== WHAT THE EXERCISE ASKS ==
Search the data for the word "title". Reproduce every line where it is found.

== RECORD EXCERPTS ==
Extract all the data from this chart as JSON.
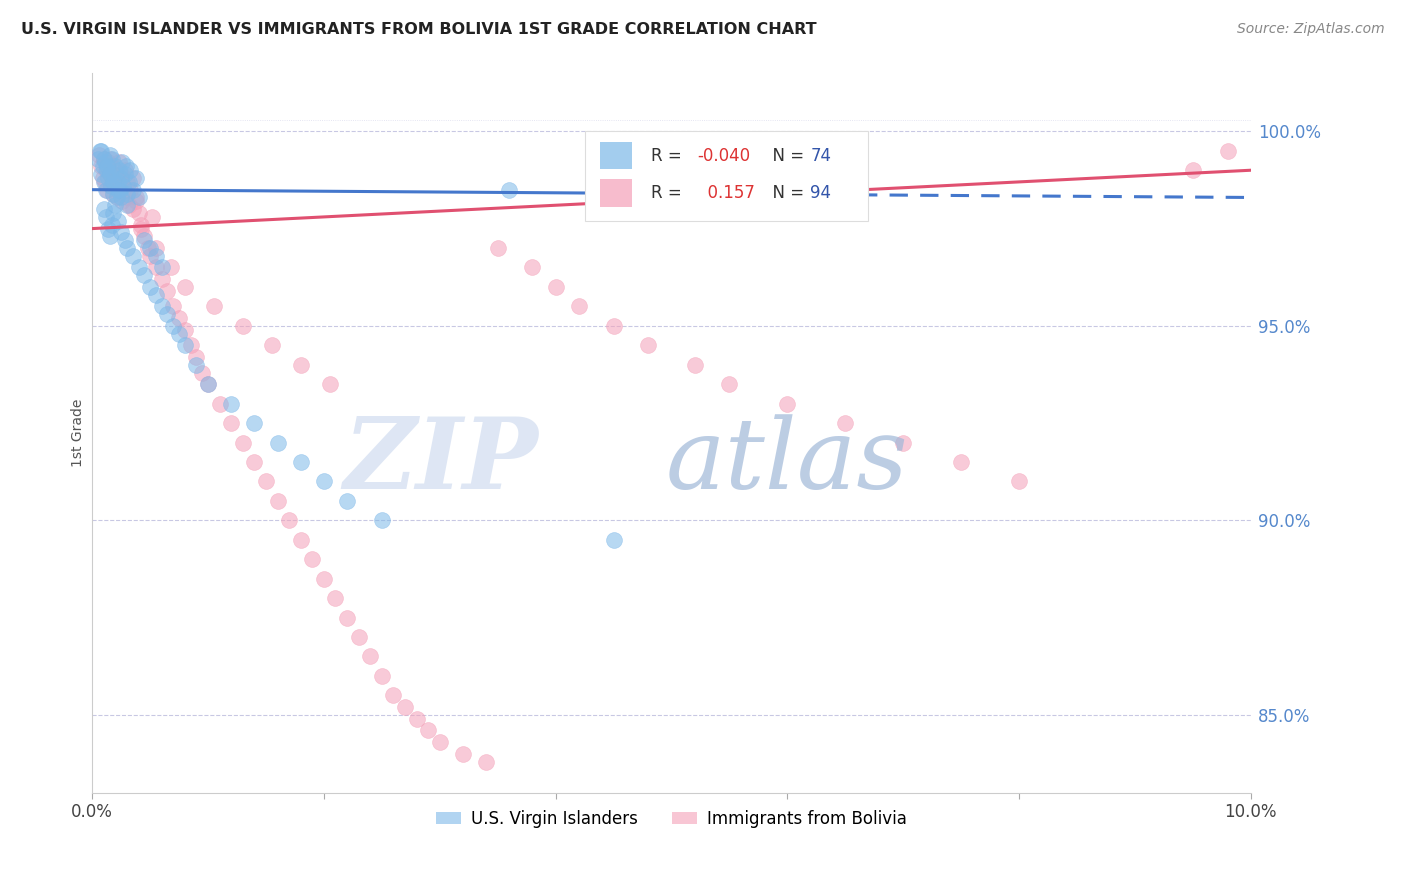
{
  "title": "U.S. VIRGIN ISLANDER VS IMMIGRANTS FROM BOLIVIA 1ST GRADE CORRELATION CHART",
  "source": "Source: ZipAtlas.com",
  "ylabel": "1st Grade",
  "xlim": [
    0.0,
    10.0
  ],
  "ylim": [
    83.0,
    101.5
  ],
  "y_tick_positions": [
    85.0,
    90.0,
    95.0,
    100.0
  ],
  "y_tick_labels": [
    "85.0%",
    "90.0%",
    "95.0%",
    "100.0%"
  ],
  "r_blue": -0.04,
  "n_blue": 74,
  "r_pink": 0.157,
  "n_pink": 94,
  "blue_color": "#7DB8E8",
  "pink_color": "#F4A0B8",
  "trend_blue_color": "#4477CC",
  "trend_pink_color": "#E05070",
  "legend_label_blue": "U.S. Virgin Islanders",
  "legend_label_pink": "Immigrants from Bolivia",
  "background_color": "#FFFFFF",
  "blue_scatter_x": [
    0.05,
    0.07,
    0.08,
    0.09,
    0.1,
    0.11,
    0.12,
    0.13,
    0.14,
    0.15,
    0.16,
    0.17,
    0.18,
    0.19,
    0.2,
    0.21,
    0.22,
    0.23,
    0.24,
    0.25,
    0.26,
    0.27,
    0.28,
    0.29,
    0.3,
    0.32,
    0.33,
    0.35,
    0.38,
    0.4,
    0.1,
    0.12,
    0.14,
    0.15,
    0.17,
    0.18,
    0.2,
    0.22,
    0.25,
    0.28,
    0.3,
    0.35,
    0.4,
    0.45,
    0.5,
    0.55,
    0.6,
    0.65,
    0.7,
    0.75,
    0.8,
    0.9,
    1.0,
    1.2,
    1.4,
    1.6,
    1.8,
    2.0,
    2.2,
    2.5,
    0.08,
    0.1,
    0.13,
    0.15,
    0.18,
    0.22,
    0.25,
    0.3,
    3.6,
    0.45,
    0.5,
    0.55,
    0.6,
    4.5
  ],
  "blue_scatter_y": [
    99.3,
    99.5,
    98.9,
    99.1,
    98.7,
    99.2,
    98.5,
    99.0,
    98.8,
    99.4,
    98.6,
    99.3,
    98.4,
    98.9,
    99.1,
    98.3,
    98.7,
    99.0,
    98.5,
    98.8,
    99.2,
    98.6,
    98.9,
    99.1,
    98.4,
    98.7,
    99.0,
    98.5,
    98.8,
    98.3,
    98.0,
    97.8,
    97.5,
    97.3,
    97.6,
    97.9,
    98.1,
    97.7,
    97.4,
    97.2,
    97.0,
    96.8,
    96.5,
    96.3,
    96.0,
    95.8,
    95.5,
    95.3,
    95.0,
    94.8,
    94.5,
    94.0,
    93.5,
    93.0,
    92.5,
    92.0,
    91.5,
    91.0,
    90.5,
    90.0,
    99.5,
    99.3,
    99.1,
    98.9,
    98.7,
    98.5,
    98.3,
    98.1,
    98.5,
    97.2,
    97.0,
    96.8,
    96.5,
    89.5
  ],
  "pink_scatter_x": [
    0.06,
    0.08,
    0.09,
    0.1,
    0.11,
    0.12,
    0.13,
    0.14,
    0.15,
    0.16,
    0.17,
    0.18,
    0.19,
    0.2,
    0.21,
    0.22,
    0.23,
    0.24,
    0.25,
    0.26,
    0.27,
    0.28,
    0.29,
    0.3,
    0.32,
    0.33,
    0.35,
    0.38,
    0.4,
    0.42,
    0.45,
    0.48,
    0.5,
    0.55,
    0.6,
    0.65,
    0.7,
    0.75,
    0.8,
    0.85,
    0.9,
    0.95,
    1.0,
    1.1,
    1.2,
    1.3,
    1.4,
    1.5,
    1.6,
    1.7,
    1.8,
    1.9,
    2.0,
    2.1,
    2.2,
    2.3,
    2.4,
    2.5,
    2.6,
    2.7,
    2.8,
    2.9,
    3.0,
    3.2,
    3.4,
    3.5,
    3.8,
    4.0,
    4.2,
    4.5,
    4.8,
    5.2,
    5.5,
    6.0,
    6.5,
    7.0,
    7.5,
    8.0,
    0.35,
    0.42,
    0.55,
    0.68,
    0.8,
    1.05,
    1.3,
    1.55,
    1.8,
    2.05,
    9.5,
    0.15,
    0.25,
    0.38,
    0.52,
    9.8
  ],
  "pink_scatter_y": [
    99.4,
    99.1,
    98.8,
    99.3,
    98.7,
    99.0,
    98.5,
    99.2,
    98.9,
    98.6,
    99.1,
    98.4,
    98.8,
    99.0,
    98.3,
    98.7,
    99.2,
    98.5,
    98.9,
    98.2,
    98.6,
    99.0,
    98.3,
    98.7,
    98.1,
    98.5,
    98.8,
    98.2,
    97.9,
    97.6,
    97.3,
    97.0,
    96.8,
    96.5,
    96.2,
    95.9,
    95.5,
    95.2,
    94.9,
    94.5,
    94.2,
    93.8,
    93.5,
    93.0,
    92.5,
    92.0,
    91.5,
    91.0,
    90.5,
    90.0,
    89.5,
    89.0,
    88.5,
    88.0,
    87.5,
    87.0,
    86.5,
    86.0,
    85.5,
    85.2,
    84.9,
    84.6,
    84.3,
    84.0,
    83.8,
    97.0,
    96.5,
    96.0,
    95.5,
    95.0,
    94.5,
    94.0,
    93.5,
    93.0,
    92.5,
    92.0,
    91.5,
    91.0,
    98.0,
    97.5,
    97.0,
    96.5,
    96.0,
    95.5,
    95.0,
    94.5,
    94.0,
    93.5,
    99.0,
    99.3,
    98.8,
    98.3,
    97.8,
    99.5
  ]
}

---

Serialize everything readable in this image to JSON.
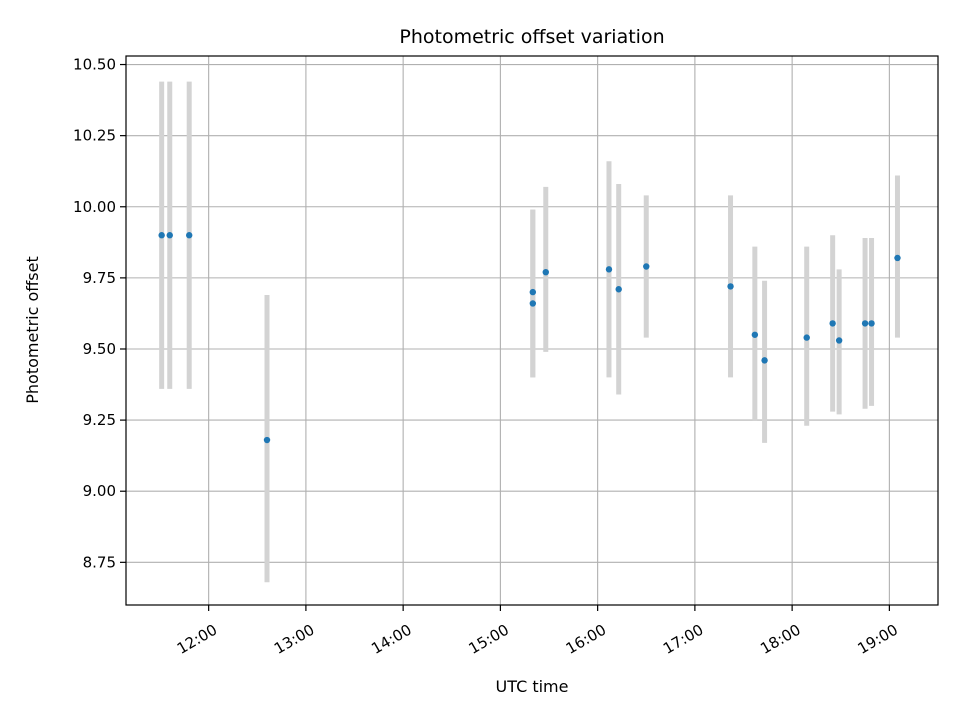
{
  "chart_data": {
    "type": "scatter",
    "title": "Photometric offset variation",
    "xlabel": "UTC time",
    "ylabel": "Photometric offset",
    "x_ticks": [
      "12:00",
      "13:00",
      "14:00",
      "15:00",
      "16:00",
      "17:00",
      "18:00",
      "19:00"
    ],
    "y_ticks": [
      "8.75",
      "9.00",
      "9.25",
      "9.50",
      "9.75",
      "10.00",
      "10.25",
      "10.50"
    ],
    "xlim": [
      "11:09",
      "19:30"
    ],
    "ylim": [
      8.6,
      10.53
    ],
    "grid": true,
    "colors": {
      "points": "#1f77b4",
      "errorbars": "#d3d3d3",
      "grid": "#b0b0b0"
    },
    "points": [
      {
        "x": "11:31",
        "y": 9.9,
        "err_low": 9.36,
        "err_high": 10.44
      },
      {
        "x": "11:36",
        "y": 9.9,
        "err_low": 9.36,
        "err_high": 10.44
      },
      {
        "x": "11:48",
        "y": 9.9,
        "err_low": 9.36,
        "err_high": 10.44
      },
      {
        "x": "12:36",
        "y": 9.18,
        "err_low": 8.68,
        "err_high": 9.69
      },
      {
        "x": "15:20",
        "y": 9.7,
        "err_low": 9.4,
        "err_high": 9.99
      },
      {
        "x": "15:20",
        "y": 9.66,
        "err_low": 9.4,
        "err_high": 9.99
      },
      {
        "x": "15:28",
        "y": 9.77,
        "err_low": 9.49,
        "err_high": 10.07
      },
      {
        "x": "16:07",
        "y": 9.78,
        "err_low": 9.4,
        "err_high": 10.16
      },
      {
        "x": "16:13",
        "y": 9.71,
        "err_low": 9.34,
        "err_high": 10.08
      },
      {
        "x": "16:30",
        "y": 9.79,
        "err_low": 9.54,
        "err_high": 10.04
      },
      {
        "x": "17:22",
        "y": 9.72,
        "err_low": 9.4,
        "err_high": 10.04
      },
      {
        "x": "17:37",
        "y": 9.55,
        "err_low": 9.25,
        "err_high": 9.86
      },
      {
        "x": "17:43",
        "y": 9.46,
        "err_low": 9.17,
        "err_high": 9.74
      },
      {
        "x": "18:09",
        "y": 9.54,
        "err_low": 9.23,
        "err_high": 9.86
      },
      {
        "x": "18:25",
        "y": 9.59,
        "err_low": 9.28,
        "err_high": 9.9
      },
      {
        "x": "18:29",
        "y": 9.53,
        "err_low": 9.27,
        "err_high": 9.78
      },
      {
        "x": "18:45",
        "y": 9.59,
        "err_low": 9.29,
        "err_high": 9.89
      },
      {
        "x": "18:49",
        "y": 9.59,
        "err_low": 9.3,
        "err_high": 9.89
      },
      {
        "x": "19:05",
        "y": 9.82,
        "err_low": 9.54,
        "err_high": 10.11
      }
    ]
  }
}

== REPLY TO THE TASK ==
  "title": "U.S. VIRGIN ISLANDER VS IMMIGRANTS FROM BOLIVIA 1ST GRADE CORRELATION CHART",
    "title": "Photometric offset variation",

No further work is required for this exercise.